Work to complete. Will you output the entries below exactly, skipping every image they contain?

Dataset excerpts.
------------------------------
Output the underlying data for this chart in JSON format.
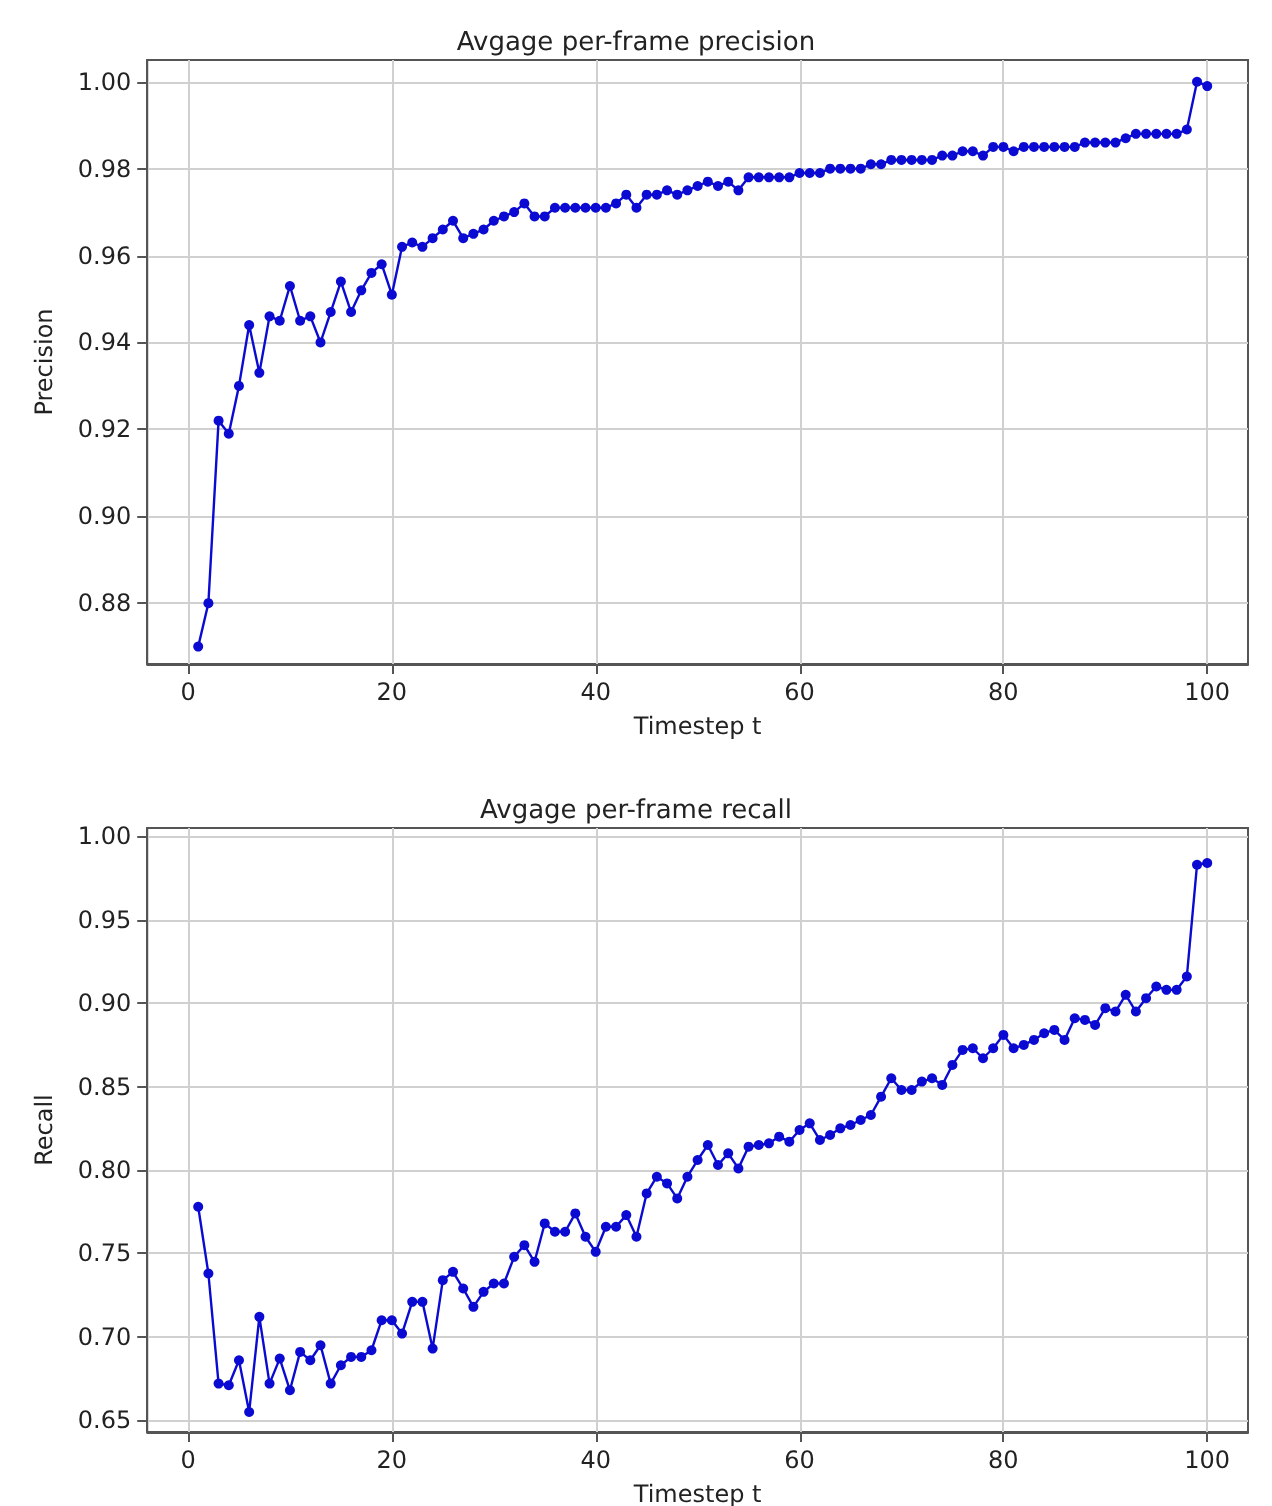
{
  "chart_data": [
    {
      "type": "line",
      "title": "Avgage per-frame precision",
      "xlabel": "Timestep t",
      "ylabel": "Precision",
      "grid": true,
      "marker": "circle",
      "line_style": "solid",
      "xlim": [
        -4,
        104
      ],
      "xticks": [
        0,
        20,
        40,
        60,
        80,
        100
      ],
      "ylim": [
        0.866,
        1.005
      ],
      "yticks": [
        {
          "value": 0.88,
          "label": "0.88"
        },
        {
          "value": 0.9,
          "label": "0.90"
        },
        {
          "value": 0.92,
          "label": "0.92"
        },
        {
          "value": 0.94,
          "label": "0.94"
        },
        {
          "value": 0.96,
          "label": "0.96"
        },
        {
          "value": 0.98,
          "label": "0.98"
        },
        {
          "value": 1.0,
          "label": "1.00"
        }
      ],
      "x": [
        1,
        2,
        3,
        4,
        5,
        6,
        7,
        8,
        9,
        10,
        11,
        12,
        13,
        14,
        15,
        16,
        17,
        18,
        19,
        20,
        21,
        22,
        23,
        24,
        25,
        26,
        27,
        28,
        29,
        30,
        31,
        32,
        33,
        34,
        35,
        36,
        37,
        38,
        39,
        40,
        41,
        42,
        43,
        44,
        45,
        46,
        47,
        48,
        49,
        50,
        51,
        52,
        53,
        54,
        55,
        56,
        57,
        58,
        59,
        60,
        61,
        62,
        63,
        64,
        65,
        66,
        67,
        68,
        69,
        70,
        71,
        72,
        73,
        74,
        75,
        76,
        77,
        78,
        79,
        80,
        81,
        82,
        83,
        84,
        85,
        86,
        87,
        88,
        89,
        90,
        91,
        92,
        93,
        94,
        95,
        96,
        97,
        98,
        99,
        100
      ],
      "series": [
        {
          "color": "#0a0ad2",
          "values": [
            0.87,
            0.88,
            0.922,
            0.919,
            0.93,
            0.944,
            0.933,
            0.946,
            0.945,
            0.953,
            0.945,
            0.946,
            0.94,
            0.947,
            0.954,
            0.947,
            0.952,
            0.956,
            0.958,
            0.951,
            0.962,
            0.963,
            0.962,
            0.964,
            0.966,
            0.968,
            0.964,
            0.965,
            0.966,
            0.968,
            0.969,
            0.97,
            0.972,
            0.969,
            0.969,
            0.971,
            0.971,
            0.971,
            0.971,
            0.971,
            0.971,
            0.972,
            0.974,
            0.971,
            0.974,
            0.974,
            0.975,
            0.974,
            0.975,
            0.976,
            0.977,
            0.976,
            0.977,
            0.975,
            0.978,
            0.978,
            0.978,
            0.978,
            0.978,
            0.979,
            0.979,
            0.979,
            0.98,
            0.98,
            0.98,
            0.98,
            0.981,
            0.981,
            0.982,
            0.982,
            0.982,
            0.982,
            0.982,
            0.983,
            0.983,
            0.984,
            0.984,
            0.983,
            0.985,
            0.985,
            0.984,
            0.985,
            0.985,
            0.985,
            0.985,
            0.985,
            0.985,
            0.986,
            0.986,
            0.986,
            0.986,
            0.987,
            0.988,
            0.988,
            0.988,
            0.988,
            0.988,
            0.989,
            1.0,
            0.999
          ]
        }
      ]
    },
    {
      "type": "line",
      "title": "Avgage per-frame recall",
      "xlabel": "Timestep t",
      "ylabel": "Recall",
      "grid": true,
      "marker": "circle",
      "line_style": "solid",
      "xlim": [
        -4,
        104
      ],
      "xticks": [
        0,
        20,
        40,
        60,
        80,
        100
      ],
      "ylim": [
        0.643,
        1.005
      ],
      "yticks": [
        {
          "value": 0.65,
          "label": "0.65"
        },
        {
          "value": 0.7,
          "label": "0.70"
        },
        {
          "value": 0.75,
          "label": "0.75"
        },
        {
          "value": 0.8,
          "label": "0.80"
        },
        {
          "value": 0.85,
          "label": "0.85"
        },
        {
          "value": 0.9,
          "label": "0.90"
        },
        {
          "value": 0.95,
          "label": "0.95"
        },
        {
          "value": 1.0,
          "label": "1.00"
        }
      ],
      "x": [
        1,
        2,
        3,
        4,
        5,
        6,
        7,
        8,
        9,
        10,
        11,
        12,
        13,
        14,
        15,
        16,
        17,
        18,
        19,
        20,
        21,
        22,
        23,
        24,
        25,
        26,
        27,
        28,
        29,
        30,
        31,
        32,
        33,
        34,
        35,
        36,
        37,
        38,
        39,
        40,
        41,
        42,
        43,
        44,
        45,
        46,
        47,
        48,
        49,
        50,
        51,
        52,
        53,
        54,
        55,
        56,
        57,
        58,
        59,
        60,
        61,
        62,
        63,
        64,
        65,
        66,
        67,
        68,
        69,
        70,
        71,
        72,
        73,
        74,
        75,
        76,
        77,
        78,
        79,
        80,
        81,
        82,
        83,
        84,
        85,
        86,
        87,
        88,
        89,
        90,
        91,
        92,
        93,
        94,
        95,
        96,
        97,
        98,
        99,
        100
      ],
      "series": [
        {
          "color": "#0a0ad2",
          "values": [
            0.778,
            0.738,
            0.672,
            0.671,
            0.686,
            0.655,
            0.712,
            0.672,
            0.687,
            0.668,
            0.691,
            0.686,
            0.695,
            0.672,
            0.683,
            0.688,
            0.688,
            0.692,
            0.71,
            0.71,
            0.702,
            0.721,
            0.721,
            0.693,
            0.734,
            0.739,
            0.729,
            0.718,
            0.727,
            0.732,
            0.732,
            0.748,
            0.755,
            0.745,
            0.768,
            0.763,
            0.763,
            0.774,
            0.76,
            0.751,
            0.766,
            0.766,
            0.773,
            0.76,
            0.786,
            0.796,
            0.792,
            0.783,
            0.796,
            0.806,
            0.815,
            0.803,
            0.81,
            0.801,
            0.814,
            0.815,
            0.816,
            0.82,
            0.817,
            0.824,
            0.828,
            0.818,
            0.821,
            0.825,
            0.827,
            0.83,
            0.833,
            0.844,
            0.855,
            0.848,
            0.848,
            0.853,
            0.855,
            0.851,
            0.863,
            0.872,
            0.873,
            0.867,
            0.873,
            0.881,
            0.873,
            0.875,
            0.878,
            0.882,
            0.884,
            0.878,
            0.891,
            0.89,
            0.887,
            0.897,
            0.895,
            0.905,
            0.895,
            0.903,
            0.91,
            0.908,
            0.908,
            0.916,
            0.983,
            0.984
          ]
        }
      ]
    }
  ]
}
------------------------------
Result for this exercise.
Output the underlying data for this chart in JSON format.
{
  "chart_data": [
    {
      "type": "line",
      "title": "Avgage per-frame precision",
      "xlabel": "Timestep t",
      "ylabel": "Precision",
      "grid": true,
      "marker": "circle",
      "line_style": "solid",
      "xlim": [
        -4,
        104
      ],
      "xticks": [
        0,
        20,
        40,
        60,
        80,
        100
      ],
      "ylim": [
        0.866,
        1.005
      ],
      "yticks": [
        {
          "value": 0.88,
          "label": "0.88"
        },
        {
          "value": 0.9,
          "label": "0.90"
        },
        {
          "value": 0.92,
          "label": "0.92"
        },
        {
          "value": 0.94,
          "label": "0.94"
        },
        {
          "value": 0.96,
          "label": "0.96"
        },
        {
          "value": 0.98,
          "label": "0.98"
        },
        {
          "value": 1.0,
          "label": "1.00"
        }
      ],
      "x": [
        1,
        2,
        3,
        4,
        5,
        6,
        7,
        8,
        9,
        10,
        11,
        12,
        13,
        14,
        15,
        16,
        17,
        18,
        19,
        20,
        21,
        22,
        23,
        24,
        25,
        26,
        27,
        28,
        29,
        30,
        31,
        32,
        33,
        34,
        35,
        36,
        37,
        38,
        39,
        40,
        41,
        42,
        43,
        44,
        45,
        46,
        47,
        48,
        49,
        50,
        51,
        52,
        53,
        54,
        55,
        56,
        57,
        58,
        59,
        60,
        61,
        62,
        63,
        64,
        65,
        66,
        67,
        68,
        69,
        70,
        71,
        72,
        73,
        74,
        75,
        76,
        77,
        78,
        79,
        80,
        81,
        82,
        83,
        84,
        85,
        86,
        87,
        88,
        89,
        90,
        91,
        92,
        93,
        94,
        95,
        96,
        97,
        98,
        99,
        100
      ],
      "series": [
        {
          "color": "#0a0ad2",
          "values": [
            0.87,
            0.88,
            0.922,
            0.919,
            0.93,
            0.944,
            0.933,
            0.946,
            0.945,
            0.953,
            0.945,
            0.946,
            0.94,
            0.947,
            0.954,
            0.947,
            0.952,
            0.956,
            0.958,
            0.951,
            0.962,
            0.963,
            0.962,
            0.964,
            0.966,
            0.968,
            0.964,
            0.965,
            0.966,
            0.968,
            0.969,
            0.97,
            0.972,
            0.969,
            0.969,
            0.971,
            0.971,
            0.971,
            0.971,
            0.971,
            0.971,
            0.972,
            0.974,
            0.971,
            0.974,
            0.974,
            0.975,
            0.974,
            0.975,
            0.976,
            0.977,
            0.976,
            0.977,
            0.975,
            0.978,
            0.978,
            0.978,
            0.978,
            0.978,
            0.979,
            0.979,
            0.979,
            0.98,
            0.98,
            0.98,
            0.98,
            0.981,
            0.981,
            0.982,
            0.982,
            0.982,
            0.982,
            0.982,
            0.983,
            0.983,
            0.984,
            0.984,
            0.983,
            0.985,
            0.985,
            0.984,
            0.985,
            0.985,
            0.985,
            0.985,
            0.985,
            0.985,
            0.986,
            0.986,
            0.986,
            0.986,
            0.987,
            0.988,
            0.988,
            0.988,
            0.988,
            0.988,
            0.989,
            1.0,
            0.999
          ]
        }
      ]
    },
    {
      "type": "line",
      "title": "Avgage per-frame recall",
      "xlabel": "Timestep t",
      "ylabel": "Recall",
      "grid": true,
      "marker": "circle",
      "line_style": "solid",
      "xlim": [
        -4,
        104
      ],
      "xticks": [
        0,
        20,
        40,
        60,
        80,
        100
      ],
      "ylim": [
        0.643,
        1.005
      ],
      "yticks": [
        {
          "value": 0.65,
          "label": "0.65"
        },
        {
          "value": 0.7,
          "label": "0.70"
        },
        {
          "value": 0.75,
          "label": "0.75"
        },
        {
          "value": 0.8,
          "label": "0.80"
        },
        {
          "value": 0.85,
          "label": "0.85"
        },
        {
          "value": 0.9,
          "label": "0.90"
        },
        {
          "value": 0.95,
          "label": "0.95"
        },
        {
          "value": 1.0,
          "label": "1.00"
        }
      ],
      "x": [
        1,
        2,
        3,
        4,
        5,
        6,
        7,
        8,
        9,
        10,
        11,
        12,
        13,
        14,
        15,
        16,
        17,
        18,
        19,
        20,
        21,
        22,
        23,
        24,
        25,
        26,
        27,
        28,
        29,
        30,
        31,
        32,
        33,
        34,
        35,
        36,
        37,
        38,
        39,
        40,
        41,
        42,
        43,
        44,
        45,
        46,
        47,
        48,
        49,
        50,
        51,
        52,
        53,
        54,
        55,
        56,
        57,
        58,
        59,
        60,
        61,
        62,
        63,
        64,
        65,
        66,
        67,
        68,
        69,
        70,
        71,
        72,
        73,
        74,
        75,
        76,
        77,
        78,
        79,
        80,
        81,
        82,
        83,
        84,
        85,
        86,
        87,
        88,
        89,
        90,
        91,
        92,
        93,
        94,
        95,
        96,
        97,
        98,
        99,
        100
      ],
      "series": [
        {
          "color": "#0a0ad2",
          "values": [
            0.778,
            0.738,
            0.672,
            0.671,
            0.686,
            0.655,
            0.712,
            0.672,
            0.687,
            0.668,
            0.691,
            0.686,
            0.695,
            0.672,
            0.683,
            0.688,
            0.688,
            0.692,
            0.71,
            0.71,
            0.702,
            0.721,
            0.721,
            0.693,
            0.734,
            0.739,
            0.729,
            0.718,
            0.727,
            0.732,
            0.732,
            0.748,
            0.755,
            0.745,
            0.768,
            0.763,
            0.763,
            0.774,
            0.76,
            0.751,
            0.766,
            0.766,
            0.773,
            0.76,
            0.786,
            0.796,
            0.792,
            0.783,
            0.796,
            0.806,
            0.815,
            0.803,
            0.81,
            0.801,
            0.814,
            0.815,
            0.816,
            0.82,
            0.817,
            0.824,
            0.828,
            0.818,
            0.821,
            0.825,
            0.827,
            0.83,
            0.833,
            0.844,
            0.855,
            0.848,
            0.848,
            0.853,
            0.855,
            0.851,
            0.863,
            0.872,
            0.873,
            0.867,
            0.873,
            0.881,
            0.873,
            0.875,
            0.878,
            0.882,
            0.884,
            0.878,
            0.891,
            0.89,
            0.887,
            0.897,
            0.895,
            0.905,
            0.895,
            0.903,
            0.91,
            0.908,
            0.908,
            0.916,
            0.983,
            0.984
          ]
        }
      ]
    }
  ]
}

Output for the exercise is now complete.